What is required -> Quote the data below in full, minus the images.

Supplied material ->

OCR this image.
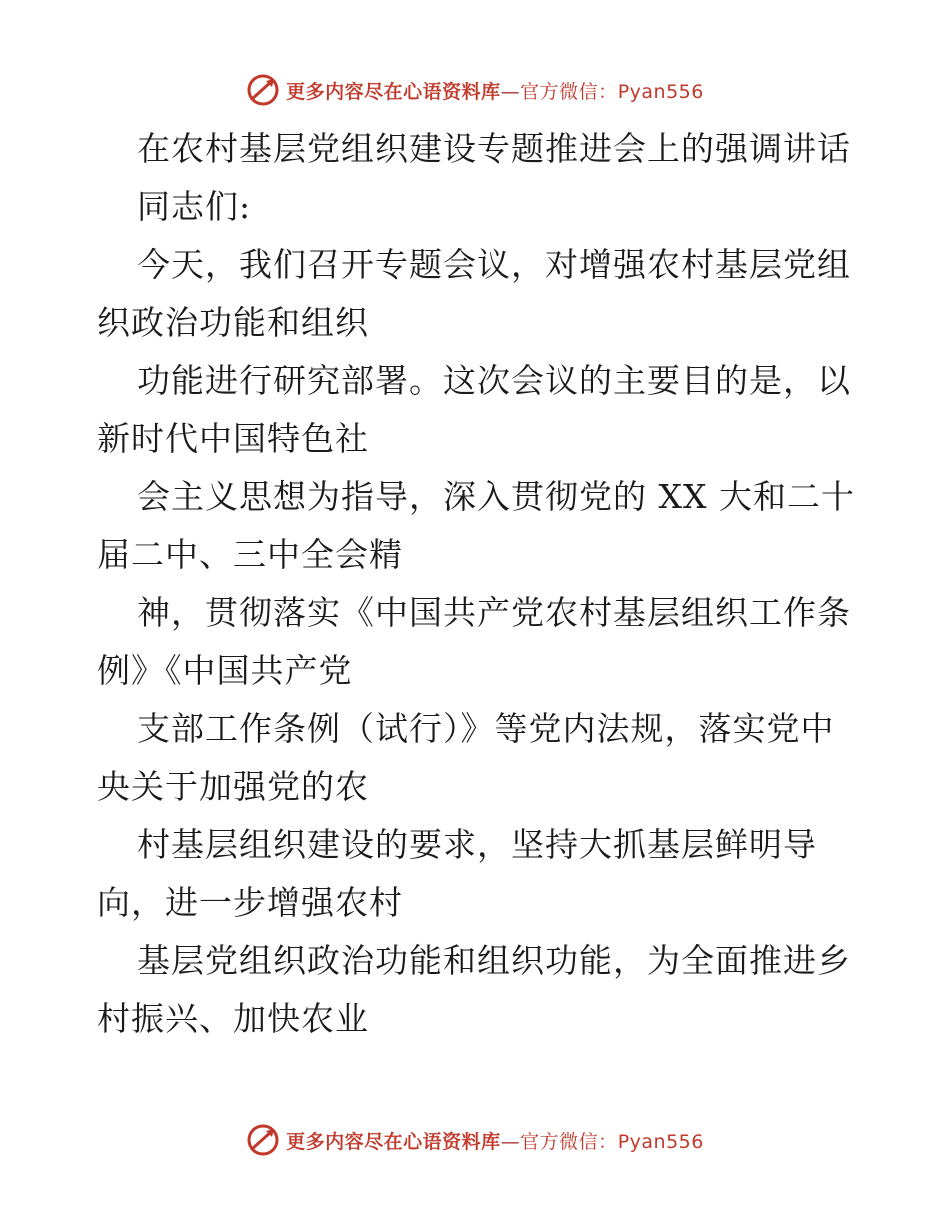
更多内容尽在心语资料库—官方微信：Pyan556
在农村基层党组织建设专题推进会上的强调讲话
同志们:
今天，我们召开专题会议，对增强农村基层党组
织政治功能和组织
功能进行研究部署。这次会议的主要目的是，以
新时代中国特色社
会主义思想为指导，深入贯彻党的 XX 大和二十
届二中、三中全会精
神，贯彻落实《中国共产党农村基层组织工作条
例》《中国共产党
支部工作条例（试行）》等党内法规，落实党中
央关于加强党的农
村基层组织建设的要求，坚持大抓基层鲜明导
向，进一步增强农村
基层党组织政治功能和组织功能，为全面推进乡
村振兴、加快农业
更多内容尽在心语资料库—官方微信：Pyan556
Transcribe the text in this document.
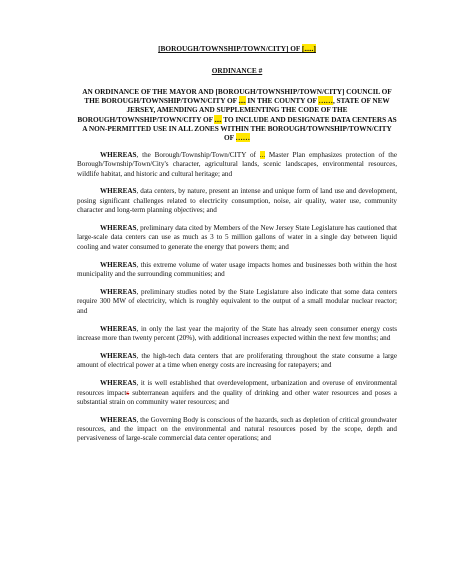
[BOROUGH/TOWNSHIP/TOWN/CITY] OF [.....]
ORDINANCE #
AN ORDINANCE OF THE MAYOR AND [BOROUGH/TOWNSHIP/TOWN/CITY] COUNCIL OF THE BOROUGH/TOWNSHIP/TOWN/CITY OF .... IN THE COUNTY OF ……, STATE OF NEW JERSEY, AMENDING AND SUPPLEMENTING THE CODE OF THE BOROUGH/TOWNSHIP/TOWN/CITY OF .... TO INCLUDE AND DESIGNATE DATA CENTERS AS A NON-PERMITTED USE IN ALL ZONES WITHIN THE BOROUGH/TOWNSHIP/TOWN/CITY OF ……
WHEREAS, the Borough/Township/Town/CITY of ... Master Plan emphasizes protection of the Borough/Township/Town/City's character, agricultural lands, scenic landscapes, environmental resources, wildlife habitat, and historic and cultural heritage; and
WHEREAS, data centers, by nature, present an intense and unique form of land use and development, posing significant challenges related to electricity consumption, noise, air quality, water use, community character and long-term planning objectives; and
WHEREAS, preliminary data cited by Members of the New Jersey State Legislature has cautioned that large-scale data centers can use as much as 3 to 5 million gallons of water in a single day between liquid cooling and water consumed to generate the energy that powers them; and
WHEREAS, this extreme volume of water usage impacts homes and businesses both within the host municipality and the surrounding communities; and
WHEREAS, preliminary studies noted by the State Legislature also indicate that some data centers require 300 MW of electricity, which is roughly equivalent to the output of a small modular nuclear reactor; and
WHEREAS, in only the last year the majority of the State has already seen consumer energy costs increase more than twenty percent (20%), with additional increases expected within the next few months; and
WHEREAS, the high-tech data centers that are proliferating throughout the state consume a large amount of electrical power at a time when energy costs are increasing for ratepayers; and
WHEREAS, it is well established that overdevelopment, urbanization and overuse of environmental resources impacts subterranean aquifers and the quality of drinking and other water resources and poses a substantial strain on community water resources; and
WHEREAS, the Governing Body is conscious of the hazards, such as depletion of critical groundwater resources, and the impact on the environmental and natural resources posed by the scope, depth and pervasiveness of large-scale commercial data center operations; and
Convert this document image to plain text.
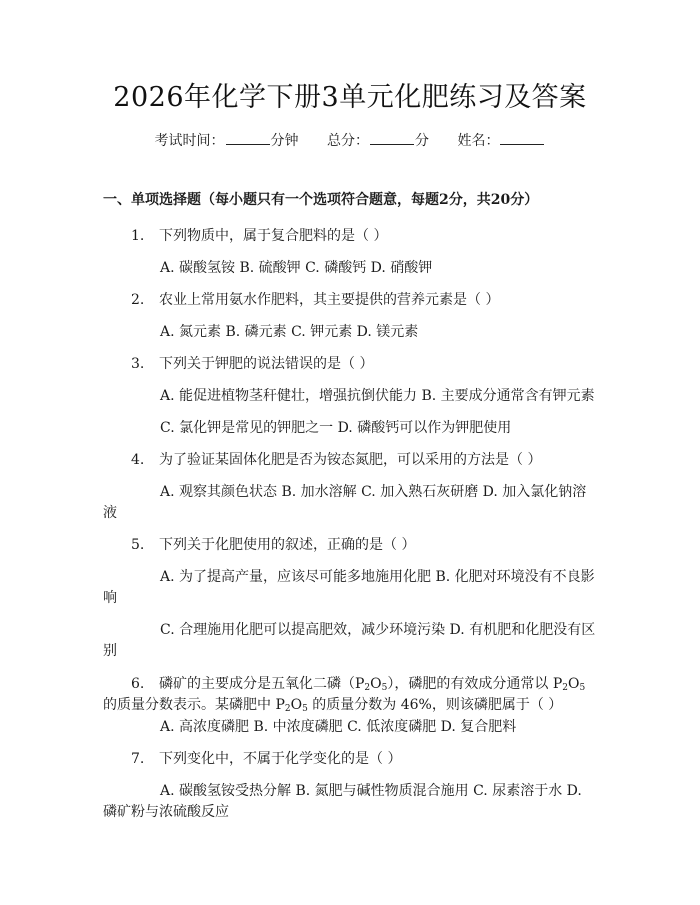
2026年化学下册3单元化肥练习及答案
考试时间：	分钟 总分：	分 姓名：
一、单项选择题（每小题只有一个选项符合题意，每题2分，共20分）
1. 下列物质中，属于复合肥料的是（ ）
A. 碳酸氢铵 B. 硫酸钾 C. 磷酸钙 D. 硝酸钾
2. 农业上常用氨水作肥料，其主要提供的营养元素是（ ）
A. 氮元素 B. 磷元素 C. 钾元素 D. 镁元素
3. 下列关于钾肥的说法错误的是（ ）
A. 能促进植物茎秆健壮，增强抗倒伏能力 B. 主要成分通常含有钾元素
C. 氯化钾是常见的钾肥之一 D. 磷酸钙可以作为钾肥使用
4. 为了验证某固体化肥是否为铵态氮肥，可以采用的方法是（ ）
A. 观察其颜色状态 B. 加水溶解 C. 加入熟石灰研磨 D. 加入氯化钠溶
液
5. 下列关于化肥使用的叙述，正确的是（ ）
A. 为了提高产量，应该尽可能多地施用化肥 B. 化肥对环境没有不良影
响
C. 合理施用化肥可以提高肥效，减少环境污染 D. 有机肥和化肥没有区
别
6. 磷矿的主要成分是五氧化二磷$(P_2O_5)$，磷肥的有效成分通常以 $P_2O_5$
的质量分数表示。某磷肥中 $P_2O_5$ 的质量分数为 46%，则该磷肥属于（ ）
A. 高浓度磷肥 B. 中浓度磷肥 C. 低浓度磷肥 D. 复合肥料
7. 下列变化中，不属于化学变化的是（ ）
A. 碳酸氢铵受热分解 B. 氮肥与碱性物质混合施用 C. 尿素溶于水 D.
磷矿粉与浓硫酸反应
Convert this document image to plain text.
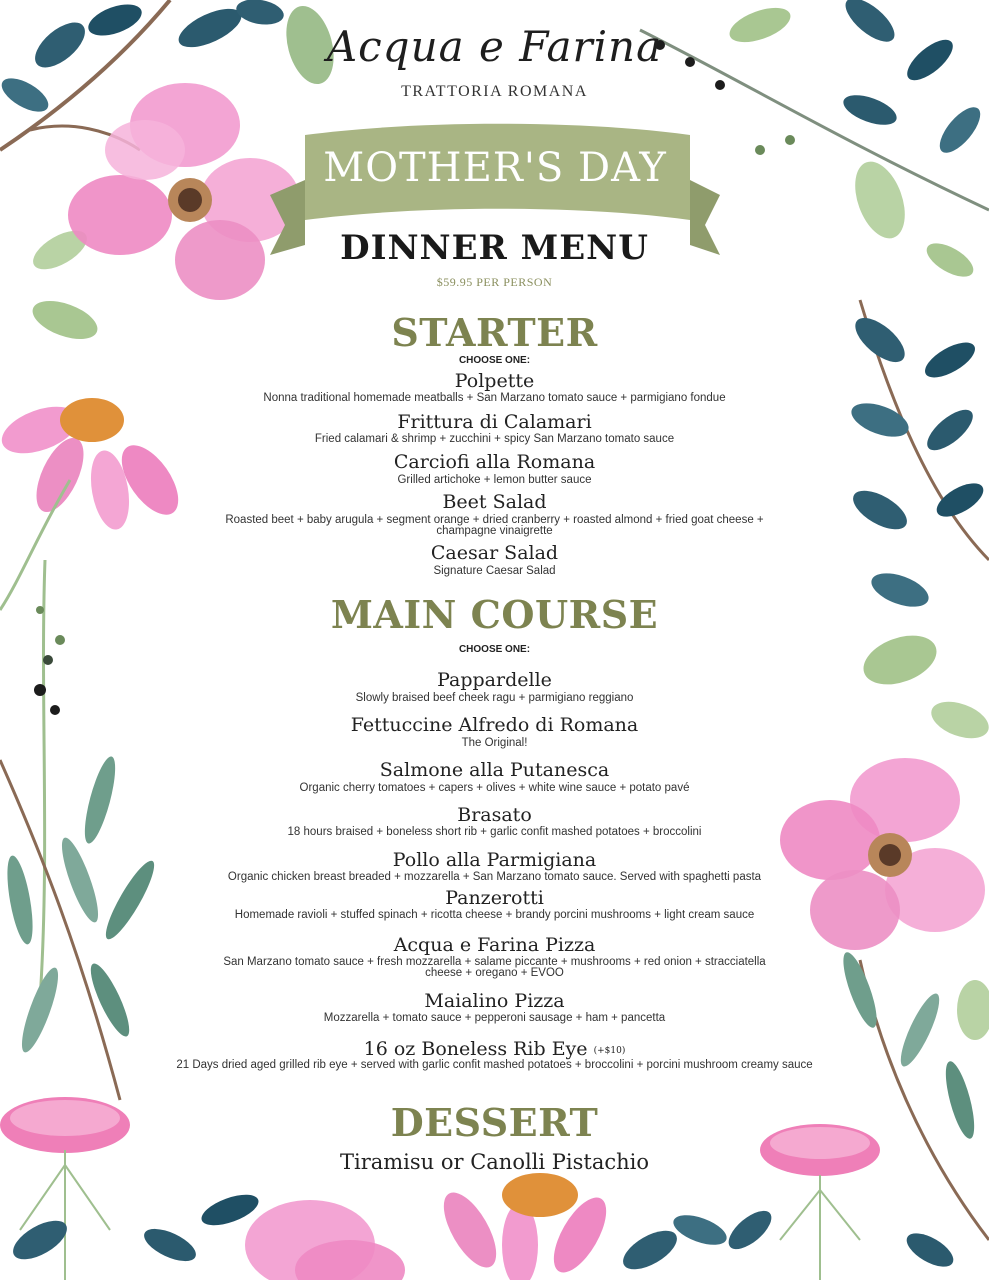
Acqua e Farina
TRATTORIA ROMANA
MOTHER'S DAY
DINNER MENU
$59.95 PER PERSON
STARTER
CHOOSE ONE:
Polpette
Nonna traditional homemade meatballs + San Marzano tomato sauce + parmigiano fondue
Frittura di Calamari
Fried calamari & shrimp + zucchini + spicy San Marzano tomato sauce
Carciofi alla Romana
Grilled artichoke + lemon butter sauce
Beet Salad
Roasted beet + baby arugula + segment orange + dried cranberry + roasted almond + fried goat cheese + champagne vinaigrette
Caesar Salad
Signature Caesar Salad
MAIN COURSE
CHOOSE ONE:
Pappardelle
Slowly braised beef cheek ragu + parmigiano reggiano
Fettuccine Alfredo di Romana
The Original!
Salmone alla Putanesca
Organic cherry tomatoes + capers + olives + white wine sauce + potato pavé
Brasato
18 hours braised + boneless short rib + garlic confit mashed potatoes + broccolini
Pollo alla Parmigiana
Organic chicken breast breaded + mozzarella + San Marzano tomato sauce. Served with spaghetti pasta
Panzerotti
Homemade ravioli + stuffed spinach + ricotta cheese + brandy porcini mushrooms + light cream sauce
Acqua e Farina Pizza
San Marzano tomato sauce + fresh mozzarella + salame piccante + mushrooms + red onion + stracciatella cheese + oregano + EVOO
Maialino Pizza
Mozzarella + tomato sauce + pepperoni sausage + ham + pancetta
16 oz Boneless Rib Eye (+$10)
21 Days dried aged grilled rib eye + served with garlic confit mashed potatoes + broccolini + porcini mushroom creamy sauce
DESSERT
Tiramisu or Canolli Pistachio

Output of the exercise ->
OCR this image.
更多内容尽在心语资料库—官方微信：Pyan556
在农村基层党组织建设专题推进会上的强调讲话
同志们:
今天，我们召开专题会议，对增强农村基层党组
织政治功能和组织
功能进行研究部署。这次会议的主要目的是，以
新时代中国特色社
会主义思想为指导，深入贯彻党的 XX 大和二十
届二中、三中全会精
神，贯彻落实《中国共产党农村基层组织工作条
例》《中国共产党
支部工作条例（试行）》等党内法规，落实党中
央关于加强党的农
村基层组织建设的要求，坚持大抓基层鲜明导
向，进一步增强农村
基层党组织政治功能和组织功能，为全面推进乡
村振兴、加快农业
更多内容尽在心语资料库—官方微信：Pyan556
Transcribe the text in this document.
[BOROUGH/TOWNSHIP/TOWN/CITY] OF [.....]
ORDINANCE #
AN ORDINANCE OF THE MAYOR AND [BOROUGH/TOWNSHIP/TOWN/CITY] COUNCIL OF THE BOROUGH/TOWNSHIP/TOWN/CITY OF .... IN THE COUNTY OF ……, STATE OF NEW JERSEY, AMENDING AND SUPPLEMENTING THE CODE OF THE BOROUGH/TOWNSHIP/TOWN/CITY OF .... TO INCLUDE AND DESIGNATE DATA CENTERS AS A NON-PERMITTED USE IN ALL ZONES WITHIN THE BOROUGH/TOWNSHIP/TOWN/CITY OF ……
WHEREAS, the Borough/Township/Town/CITY of ... Master Plan emphasizes protection of the Borough/Township/Town/City's character, agricultural lands, scenic landscapes, environmental resources, wildlife habitat, and historic and cultural heritage; and
WHEREAS, data centers, by nature, present an intense and unique form of land use and development, posing significant challenges related to electricity consumption, noise, air quality, water use, community character and long-term planning objectives; and
WHEREAS, preliminary data cited by Members of the New Jersey State Legislature has cautioned that large-scale data centers can use as much as 3 to 5 million gallons of water in a single day between liquid cooling and water consumed to generate the energy that powers them; and
WHEREAS, this extreme volume of water usage impacts homes and businesses both within the host municipality and the surrounding communities; and
WHEREAS, preliminary studies noted by the State Legislature also indicate that some data centers require 300 MW of electricity, which is roughly equivalent to the output of a small modular nuclear reactor; and
WHEREAS, in only the last year the majority of the State has already seen consumer energy costs increase more than twenty percent (20%), with additional increases expected within the next few months; and
WHEREAS, the high-tech data centers that are proliferating throughout the state consume a large amount of electrical power at a time when energy costs are increasing for ratepayers; and
WHEREAS, it is well established that overdevelopment, urbanization and overuse of environmental resources impacts subterranean aquifers and the quality of drinking and other water resources and poses a substantial strain on community water resources; and
WHEREAS, the Governing Body is conscious of the hazards, such as depletion of critical groundwater resources, and the impact on the environmental and natural resources posed by the scope, depth and pervasiveness of large-scale commercial data center operations; and
Convert this document image to plain text.
2026年化学下册3单元化肥练习及答案
考试时间：	分钟 总分：	分 姓名：
一、单项选择题（每小题只有一个选项符合题意，每题2分，共20分）
1. 下列物质中，属于复合肥料的是（ ）
A. 碳酸氢铵 B. 硫酸钾 C. 磷酸钙 D. 硝酸钾
2. 农业上常用氨水作肥料，其主要提供的营养元素是（ ）
A. 氮元素 B. 磷元素 C. 钾元素 D. 镁元素
3. 下列关于钾肥的说法错误的是（ ）
A. 能促进植物茎秆健壮，增强抗倒伏能力 B. 主要成分通常含有钾元素
C. 氯化钾是常见的钾肥之一 D. 磷酸钙可以作为钾肥使用
4. 为了验证某固体化肥是否为铵态氮肥，可以采用的方法是（ ）
A. 观察其颜色状态 B. 加水溶解 C. 加入熟石灰研磨 D. 加入氯化钠溶
液
5. 下列关于化肥使用的叙述，正确的是（ ）
A. 为了提高产量，应该尽可能多地施用化肥 B. 化肥对环境没有不良影
响
C. 合理施用化肥可以提高肥效，减少环境污染 D. 有机肥和化肥没有区
别
6. 磷矿的主要成分是五氧化二磷$(P_2O_5)$，磷肥的有效成分通常以 $P_2O_5$
的质量分数表示。某磷肥中 $P_2O_5$ 的质量分数为 46%，则该磷肥属于（ ）
A. 高浓度磷肥 B. 中浓度磷肥 C. 低浓度磷肥 D. 复合肥料
7. 下列变化中，不属于化学变化的是（ ）
A. 碳酸氢铵受热分解 B. 氮肥与碱性物质混合施用 C. 尿素溶于水 D.
磷矿粉与浓硫酸反应
Convert this document image to plain text.
Acqua e Farina
TRATTORIA ROMANA
MOTHER'S DAY
DINNER MENU
$59.95 PER PERSON
STARTER
CHOOSE ONE:
Polpette
Nonna traditional homemade meatballs + San Marzano tomato sauce + parmigiano fondue
Frittura di Calamari
Fried calamari & shrimp + zucchini + spicy San Marzano tomato sauce
Carciofi alla Romana
Grilled artichoke + lemon butter sauce
Beet Salad
Roasted beet + baby arugula + segment orange + dried cranberry + roasted almond + fried goat cheese + champagne vinaigrette
Caesar Salad
Signature Caesar Salad
MAIN COURSE
CHOOSE ONE:
Pappardelle
Slowly braised beef cheek ragu + parmigiano reggiano
Fettuccine Alfredo di Romana
The Original!
Salmone alla Putanesca
Organic cherry tomatoes + capers + olives + white wine sauce + potato pavé
Brasato
18 hours braised + boneless short rib + garlic confit mashed potatoes + broccolini
Pollo alla Parmigiana
Organic chicken breast breaded + mozzarella + San Marzano tomato sauce. Served with spaghetti pasta
Panzerotti
Homemade ravioli + stuffed spinach + ricotta cheese + brandy porcini mushrooms + light cream sauce
Acqua e Farina Pizza
San Marzano tomato sauce + fresh mozzarella + salame piccante + mushrooms + red onion + stracciatella cheese + oregano + EVOO
Maialino Pizza
Mozzarella + tomato sauce + pepperoni sausage + ham + pancetta
16 oz Boneless Rib Eye (+$10)
21 Days dried aged grilled rib eye + served with garlic confit mashed potatoes + broccolini + porcini mushroom creamy sauce
DESSERT
Tiramisu or Canolli Pistachio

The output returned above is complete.